— begin Data rows —
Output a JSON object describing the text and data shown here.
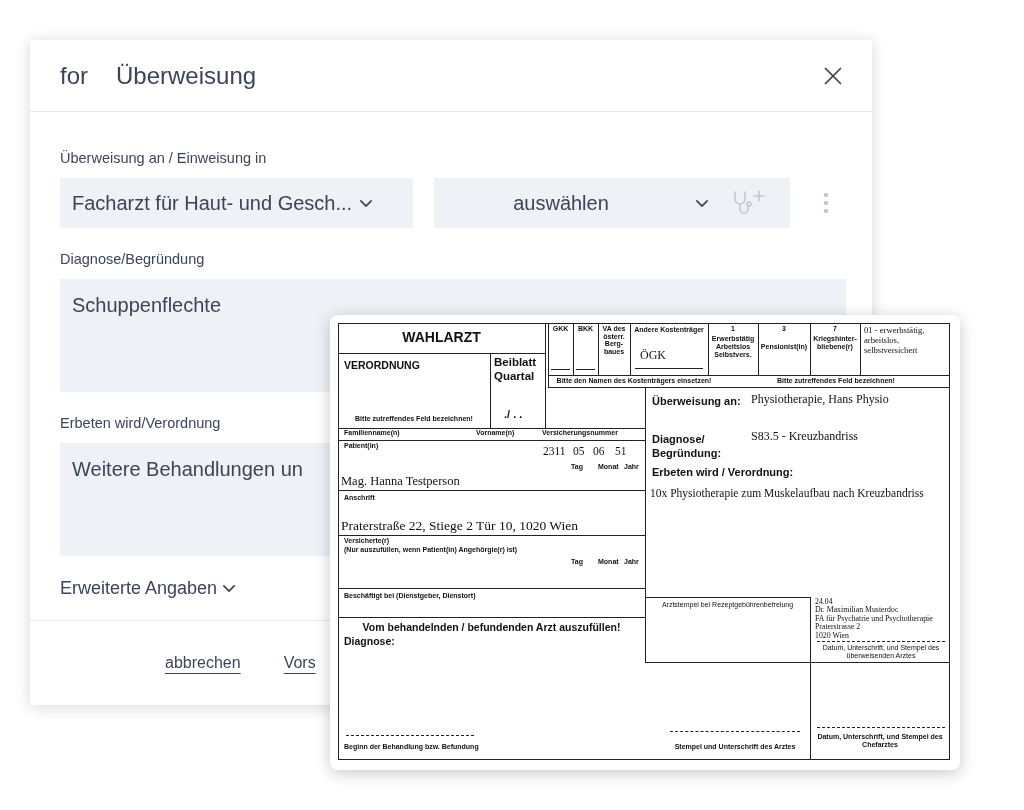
{
  "dialog": {
    "title_prefix": "for",
    "title": "Überweisung",
    "fields": [
      {
        "kind": "selects",
        "label": "Überweisung an / Einweisung in",
        "select_1": "Facharzt für Haut- und Gesch...",
        "select_2": "auswählen"
      },
      {
        "kind": "textarea",
        "label": "Diagnose/Begründung",
        "value": "Schuppenflechte"
      },
      {
        "kind": "textarea",
        "label": "Erbeten wird/Verordnung",
        "value": "Weitere Behandlungen un"
      }
    ],
    "more": {
      "label": "Erweiterte Angaben",
      "expanded": false
    },
    "buttons": [
      "abbrechen",
      "Vors"
    ]
  },
  "form": {
    "title": "WAHLARZT",
    "payers": [
      {
        "label": "GKK",
        "kind": "line"
      },
      {
        "label": "BKK",
        "kind": "line"
      },
      {
        "label": "VA des österr. Berg- baues",
        "kind": "plain"
      }
    ],
    "other_payer_label": "Andere Kostenträger",
    "other_payer": "ÖGK",
    "categories": [
      {
        "number": "1",
        "label": "Erwerbstätig Arbeitslos Selbstvers."
      },
      {
        "number": "3",
        "label": "Pensionist(in)"
      },
      {
        "number": "7",
        "label": "Kriegshinter- bliebene(r)"
      }
    ],
    "category_value": "01 - erwerbstätig, arbeitslos, selbstversichert",
    "payer_hint": "Bitte den Namen des Kostenträgers einsetzen!",
    "category_hint": "Bitte zutreffendes Feld bezeichnen!",
    "order_title": "VERORDNUNG",
    "order_hint": "Bitte zutreffendes Feld bezeichnen!",
    "supplement_title": "Beiblatt Quartal",
    "quarter": "./ . .",
    "name_headers": [
      "Familienname(n)",
      "Vorname(n)",
      "Versicherungsnummer"
    ],
    "patient": {
      "label": "Patient(in)",
      "insurance_number": [
        "2311",
        "05",
        "06",
        "51"
      ],
      "date_labels": [
        "Tag",
        "Monat",
        "Jahr"
      ],
      "name": "Mag. Hanna Testperson"
    },
    "address": {
      "label": "Anschrift",
      "value": "Praterstraße 22, Stiege 2 Tür 10, 1020 Wien"
    },
    "insured": {
      "label": "Versicherte(r)",
      "note": "(Nur auszufüllen, wenn Patient(in) Angehörgie(r) ist)",
      "date_labels": [
        "Tag",
        "Monat",
        "Jahr"
      ]
    },
    "employer": {
      "label": "Beschäftigt bei (Dienstgeber, Dienstort)"
    },
    "referral": {
      "to_label": "Überweisung an:",
      "to": "Physiotherapie, Hans Physio",
      "diagnosis_label": "Diagnose/ Begründung:",
      "diagnosis": "S83.5 - Kreuzbandriss",
      "request_label": "Erbeten wird / Verordnung:",
      "request": "10x Physiotherapie zum Muskelaufbau nach Kreuzbandriss"
    },
    "stamp_label": "Arztstempel bei Rezeptgebührenbefreiung",
    "signature_lines": [
      "24.04",
      "Dr. Maximilian Musterdoc",
      "FA für Psychatrie und Psychotherapie",
      "Praterstrasse 2",
      "1020 Wien"
    ],
    "signature_caption": "Datum, Unterschrift, und Stempel des überweisenden Arztes",
    "treating_title": "Vom behandelnden / befundenden Arzt auszufüllen!",
    "treating_diagnosis_label": "Diagnose:",
    "footer_captions": [
      "Beginn der Behandlung bzw. Befundung",
      "Stempel und Unterschrift des Arztes",
      "Datum, Unterschrift, und Stempel des Chefarztes"
    ]
  }
}
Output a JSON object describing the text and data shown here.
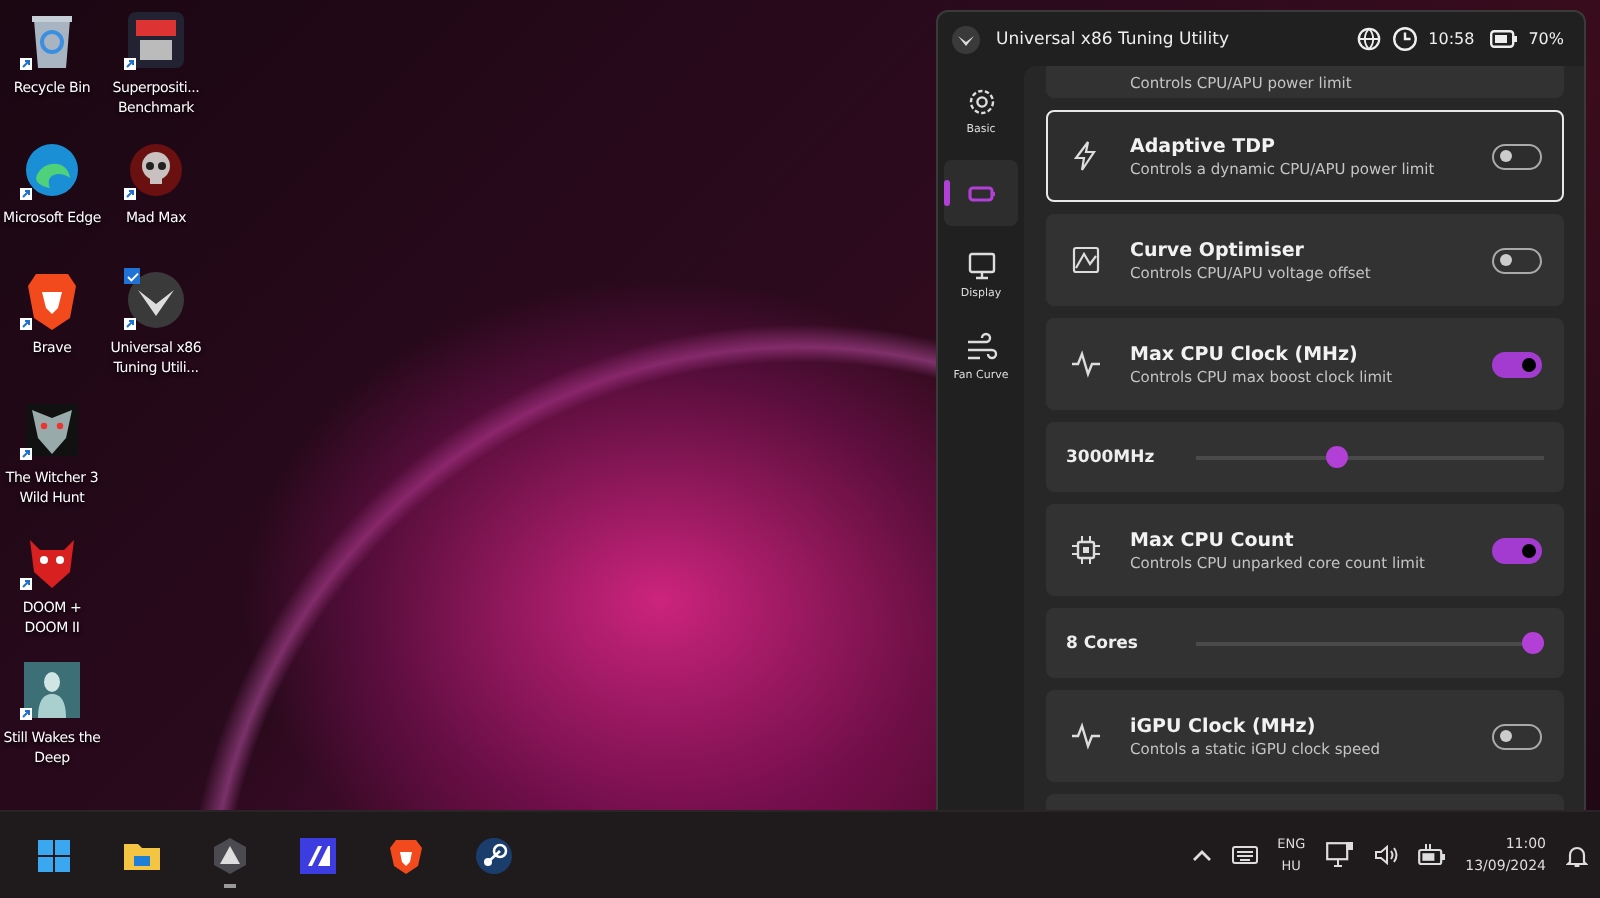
{
  "desktop": {
    "columns": [
      [
        {
          "label": "Recycle Bin",
          "selected": false
        },
        {
          "label": "Microsoft Edge",
          "selected": false
        },
        {
          "label": "Brave",
          "selected": false
        },
        {
          "label": "The Witcher 3 Wild Hunt",
          "selected": false
        },
        {
          "label": "DOOM + DOOM II",
          "selected": false
        },
        {
          "label": "Still Wakes the Deep",
          "selected": false
        }
      ],
      [
        {
          "label": "Superpositi... Benchmark",
          "selected": false
        },
        {
          "label": "Mad Max",
          "selected": false
        },
        {
          "label": "Universal x86 Tuning Utili...",
          "selected": true
        }
      ]
    ]
  },
  "window": {
    "title": "Universal x86 Tuning Utility",
    "time": "10:58",
    "battery": "70%",
    "sidebar": [
      {
        "label": "Basic",
        "selected": false
      },
      {
        "selected": true
      },
      {
        "label": "Display",
        "selected": false
      },
      {
        "label": "Fan Curve",
        "selected": false
      }
    ],
    "settings": [
      {
        "kind": "partial",
        "subtitle": "Controls CPU/APU power limit"
      },
      {
        "kind": "toggle",
        "title": "Adaptive TDP",
        "subtitle": "Controls a dynamic CPU/APU power limit",
        "on": false,
        "focused": true
      },
      {
        "kind": "toggle",
        "title": "Curve Optimiser",
        "subtitle": "Controls CPU/APU voltage offset",
        "on": false,
        "focused": false
      },
      {
        "kind": "toggle",
        "title": "Max CPU Clock (MHz)",
        "subtitle": "Controls CPU max boost clock limit",
        "on": true,
        "focused": false
      },
      {
        "kind": "slider",
        "reading": "3000MHz",
        "level": 0.4
      },
      {
        "kind": "toggle",
        "title": "Max CPU Count",
        "subtitle": "Controls CPU unparked core count limit",
        "on": true,
        "focused": false
      },
      {
        "kind": "slider",
        "reading": "8 Cores",
        "level": 1
      },
      {
        "kind": "toggle",
        "title": "iGPU Clock (MHz)",
        "subtitle": "Contols a static iGPU clock speed",
        "on": false,
        "focused": false
      },
      {
        "kind": "empty"
      }
    ]
  },
  "taskbar": {
    "apps": [
      {
        "running": false
      },
      {
        "running": false
      },
      {
        "running": true
      },
      {
        "running": false
      },
      {
        "running": false
      },
      {
        "running": false
      }
    ],
    "language": "ENG",
    "region": "HU",
    "clock": "11:00",
    "date": "13/09/2024"
  }
}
— end Data rows —
_Directions_
Isolate the lines above that contain the word "limit" and copy them.

_Solution_
        "subtitle": "Controls CPU/APU power limit"
        "subtitle": "Controls a dynamic CPU/APU power limit",
        "subtitle": "Controls CPU max boost clock limit",
        "subtitle": "Controls CPU unparked core count limit",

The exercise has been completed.